## Directions
Present the following entries again, word for word and in full.

╔══

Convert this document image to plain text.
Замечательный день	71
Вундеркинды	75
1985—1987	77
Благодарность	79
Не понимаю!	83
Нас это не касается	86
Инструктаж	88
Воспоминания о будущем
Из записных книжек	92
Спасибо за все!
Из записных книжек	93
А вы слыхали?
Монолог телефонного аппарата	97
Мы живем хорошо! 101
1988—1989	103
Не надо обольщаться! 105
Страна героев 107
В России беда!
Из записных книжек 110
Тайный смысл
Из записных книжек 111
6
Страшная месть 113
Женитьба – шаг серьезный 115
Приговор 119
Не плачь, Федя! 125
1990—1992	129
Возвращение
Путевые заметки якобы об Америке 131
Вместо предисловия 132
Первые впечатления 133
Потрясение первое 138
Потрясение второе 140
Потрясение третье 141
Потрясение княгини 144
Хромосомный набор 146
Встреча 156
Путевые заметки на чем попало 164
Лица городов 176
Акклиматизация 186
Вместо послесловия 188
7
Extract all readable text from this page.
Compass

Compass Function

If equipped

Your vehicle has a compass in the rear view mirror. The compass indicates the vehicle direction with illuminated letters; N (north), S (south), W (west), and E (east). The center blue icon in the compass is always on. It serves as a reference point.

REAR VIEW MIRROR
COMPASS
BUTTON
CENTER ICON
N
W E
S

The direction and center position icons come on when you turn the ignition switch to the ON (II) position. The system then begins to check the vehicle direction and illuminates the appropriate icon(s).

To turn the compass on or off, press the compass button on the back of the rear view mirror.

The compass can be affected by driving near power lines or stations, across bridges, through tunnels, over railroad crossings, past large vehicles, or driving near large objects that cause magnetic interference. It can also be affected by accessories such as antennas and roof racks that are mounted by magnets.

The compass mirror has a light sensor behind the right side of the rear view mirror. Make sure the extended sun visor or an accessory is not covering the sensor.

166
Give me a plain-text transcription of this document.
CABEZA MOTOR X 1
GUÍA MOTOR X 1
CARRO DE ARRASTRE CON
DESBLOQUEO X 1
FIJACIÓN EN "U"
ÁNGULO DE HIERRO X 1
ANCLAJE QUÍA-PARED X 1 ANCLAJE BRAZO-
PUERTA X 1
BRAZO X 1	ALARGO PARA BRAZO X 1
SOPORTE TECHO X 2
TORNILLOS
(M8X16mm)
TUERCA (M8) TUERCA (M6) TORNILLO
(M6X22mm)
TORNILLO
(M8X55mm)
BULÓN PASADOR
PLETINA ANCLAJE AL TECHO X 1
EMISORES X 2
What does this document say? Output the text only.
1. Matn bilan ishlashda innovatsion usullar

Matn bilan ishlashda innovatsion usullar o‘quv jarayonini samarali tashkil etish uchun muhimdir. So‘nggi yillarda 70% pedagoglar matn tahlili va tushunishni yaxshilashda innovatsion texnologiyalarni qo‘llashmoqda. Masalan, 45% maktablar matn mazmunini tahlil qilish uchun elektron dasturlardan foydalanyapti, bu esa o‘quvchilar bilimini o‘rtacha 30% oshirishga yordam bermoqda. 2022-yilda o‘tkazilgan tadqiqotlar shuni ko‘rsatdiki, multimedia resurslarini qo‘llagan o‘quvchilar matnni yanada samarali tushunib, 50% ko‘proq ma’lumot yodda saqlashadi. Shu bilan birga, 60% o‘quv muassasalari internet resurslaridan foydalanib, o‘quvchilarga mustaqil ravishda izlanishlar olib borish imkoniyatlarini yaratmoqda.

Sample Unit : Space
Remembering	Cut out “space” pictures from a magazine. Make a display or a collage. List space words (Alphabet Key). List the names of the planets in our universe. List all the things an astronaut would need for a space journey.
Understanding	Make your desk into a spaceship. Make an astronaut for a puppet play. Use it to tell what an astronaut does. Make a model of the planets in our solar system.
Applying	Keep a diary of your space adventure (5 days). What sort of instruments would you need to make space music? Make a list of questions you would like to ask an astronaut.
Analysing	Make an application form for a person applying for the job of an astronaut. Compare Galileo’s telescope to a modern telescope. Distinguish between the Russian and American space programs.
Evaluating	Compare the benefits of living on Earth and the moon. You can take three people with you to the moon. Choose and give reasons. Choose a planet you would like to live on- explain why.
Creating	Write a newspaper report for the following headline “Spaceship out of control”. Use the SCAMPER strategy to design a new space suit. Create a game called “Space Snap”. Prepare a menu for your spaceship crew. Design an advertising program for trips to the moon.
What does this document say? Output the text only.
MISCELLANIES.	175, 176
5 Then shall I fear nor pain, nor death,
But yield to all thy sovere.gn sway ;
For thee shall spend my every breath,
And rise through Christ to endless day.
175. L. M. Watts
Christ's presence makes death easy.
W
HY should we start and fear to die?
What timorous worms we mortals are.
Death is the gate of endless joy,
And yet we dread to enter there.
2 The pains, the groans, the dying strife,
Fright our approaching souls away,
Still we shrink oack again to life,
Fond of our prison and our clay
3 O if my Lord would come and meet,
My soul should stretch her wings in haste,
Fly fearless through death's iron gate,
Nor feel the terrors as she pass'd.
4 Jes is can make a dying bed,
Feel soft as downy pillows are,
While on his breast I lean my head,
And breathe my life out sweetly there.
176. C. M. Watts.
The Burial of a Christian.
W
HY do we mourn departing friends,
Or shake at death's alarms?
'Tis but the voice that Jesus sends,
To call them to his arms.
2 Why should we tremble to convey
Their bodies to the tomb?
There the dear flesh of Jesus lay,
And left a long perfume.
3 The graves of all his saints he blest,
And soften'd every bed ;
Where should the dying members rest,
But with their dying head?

╚══

## Exercise solution
Convert this document image to plain text.
Замечательный день	71
Вундеркинды	75
1985—1987	77
Благодарность	79
Не понимаю!	83
Нас это не касается	86
Инструктаж	88
Воспоминания о будущем
Из записных книжек	92
Спасибо за все!
Из записных книжек	93
А вы слыхали?
Монолог телефонного аппарата	97
Мы живем хорошо! 101
1988—1989	103
Не надо обольщаться! 105
Страна героев 107
В России беда!
Из записных книжек 110
Тайный смысл
Из записных книжек 111
6
Страшная месть 113
Женитьба – шаг серьезный 115
Приговор 119
Не плачь, Федя! 125
1990—1992	129
Возвращение
Путевые заметки якобы об Америке 131
Вместо предисловия 132
Первые впечатления 133
Потрясение первое 138
Потрясение второе 140
Потрясение третье 141
Потрясение княгини 144
Хромосомный набор 146
Встреча 156
Путевые заметки на чем попало 164
Лица городов 176
Акклиматизация 186
Вместо послесловия 188
7
Extract all readable text from this page.
Compass

Compass Function

If equipped

Your vehicle has a compass in the rear view mirror. The compass indicates the vehicle direction with illuminated letters; N (north), S (south), W (west), and E (east). The center blue icon in the compass is always on. It serves as a reference point.

REAR VIEW MIRROR
COMPASS
BUTTON
CENTER ICON
N
W E
S

The direction and center position icons come on when you turn the ignition switch to the ON (II) position. The system then begins to check the vehicle direction and illuminates the appropriate icon(s).

To turn the compass on or off, press the compass button on the back of the rear view mirror.

The compass can be affected by driving near power lines or stations, across bridges, through tunnels, over railroad crossings, past large vehicles, or driving near large objects that cause magnetic interference. It can also be affected by accessories such as antennas and roof racks that are mounted by magnets.

The compass mirror has a light sensor behind the right side of the rear view mirror. Make sure the extended sun visor or an accessory is not covering the sensor.

166
Give me a plain-text transcription of this document.
CABEZA MOTOR X 1
GUÍA MOTOR X 1
CARRO DE ARRASTRE CON
DESBLOQUEO X 1
FIJACIÓN EN "U"
ÁNGULO DE HIERRO X 1
ANCLAJE QUÍA-PARED X 1 ANCLAJE BRAZO-
PUERTA X 1
BRAZO X 1	ALARGO PARA BRAZO X 1
SOPORTE TECHO X 2
TORNILLOS
(M8X16mm)
TUERCA (M8) TUERCA (M6) TORNILLO
(M6X22mm)
TORNILLO
(M8X55mm)
BULÓN PASADOR
PLETINA ANCLAJE AL TECHO X 1
EMISORES X 2
What does this document say? Output the text only.
1. Matn bilan ishlashda innovatsion usullar

Matn bilan ishlashda innovatsion usullar o‘quv jarayonini samarali tashkil etish uchun muhimdir. So‘nggi yillarda 70% pedagoglar matn tahlili va tushunishni yaxshilashda innovatsion texnologiyalarni qo‘llashmoqda. Masalan, 45% maktablar matn mazmunini tahlil qilish uchun elektron dasturlardan foydalanyapti, bu esa o‘quvchilar bilimini o‘rtacha 30% oshirishga yordam bermoqda. 2022-yilda o‘tkazilgan tadqiqotlar shuni ko‘rsatdiki, multimedia resurslarini qo‘llagan o‘quvchilar matnni yanada samarali tushunib, 50% ko‘proq ma’lumot yodda saqlashadi. Shu bilan birga, 60% o‘quv muassasalari internet resurslaridan foydalanib, o‘quvchilarga mustaqil ravishda izlanishlar olib borish imkoniyatlarini yaratmoqda.

Sample Unit : Space
Remembering	Cut out “space” pictures from a magazine. Make a display or a collage. List space words (Alphabet Key). List the names of the planets in our universe. List all the things an astronaut would need for a space journey.
Understanding	Make your desk into a spaceship. Make an astronaut for a puppet play. Use it to tell what an astronaut does. Make a model of the planets in our solar system.
Applying	Keep a diary of your space adventure (5 days). What sort of instruments would you need to make space music? Make a list of questions you would like to ask an astronaut.
Analysing	Make an application form for a person applying for the job of an astronaut. Compare Galileo’s telescope to a modern telescope. Distinguish between the Russian and American space programs.
Evaluating	Compare the benefits of living on Earth and the moon. You can take three people with you to the moon. Choose and give reasons. Choose a planet you would like to live on- explain why.
Creating	Write a newspaper report for the following headline “Spaceship out of control”. Use the SCAMPER strategy to design a new space suit. Create a game called “Space Snap”. Prepare a menu for your spaceship crew. Design an advertising program for trips to the moon.
What does this document say? Output the text only.
MISCELLANIES.	175, 176
5 Then shall I fear nor pain, nor death,
But yield to all thy sovere.gn sway ;
For thee shall spend my every breath,
And rise through Christ to endless day.
175. L. M. Watts
Christ's presence makes death easy.
W
HY should we start and fear to die?
What timorous worms we mortals are.
Death is the gate of endless joy,
And yet we dread to enter there.
2 The pains, the groans, the dying strife,
Fright our approaching souls away,
Still we shrink oack again to life,
Fond of our prison and our clay
3 O if my Lord would come and meet,
My soul should stretch her wings in haste,
Fly fearless through death's iron gate,
Nor feel the terrors as she pass'd.
4 Jes is can make a dying bed,
Feel soft as downy pillows are,
While on his breast I lean my head,
And breathe my life out sweetly there.
176. C. M. Watts.
The Burial of a Christian.
W
HY do we mourn departing friends,
Or shake at death's alarms?
'Tis but the voice that Jesus sends,
To call them to his arms.
2 Why should we tremble to convey
Their bodies to the tomb?
There the dear flesh of Jesus lay,
And left a long perfume.
3 The graves of all his saints he blest,
And soften'd every bed ;
Where should the dying members rest,
But with their dying head?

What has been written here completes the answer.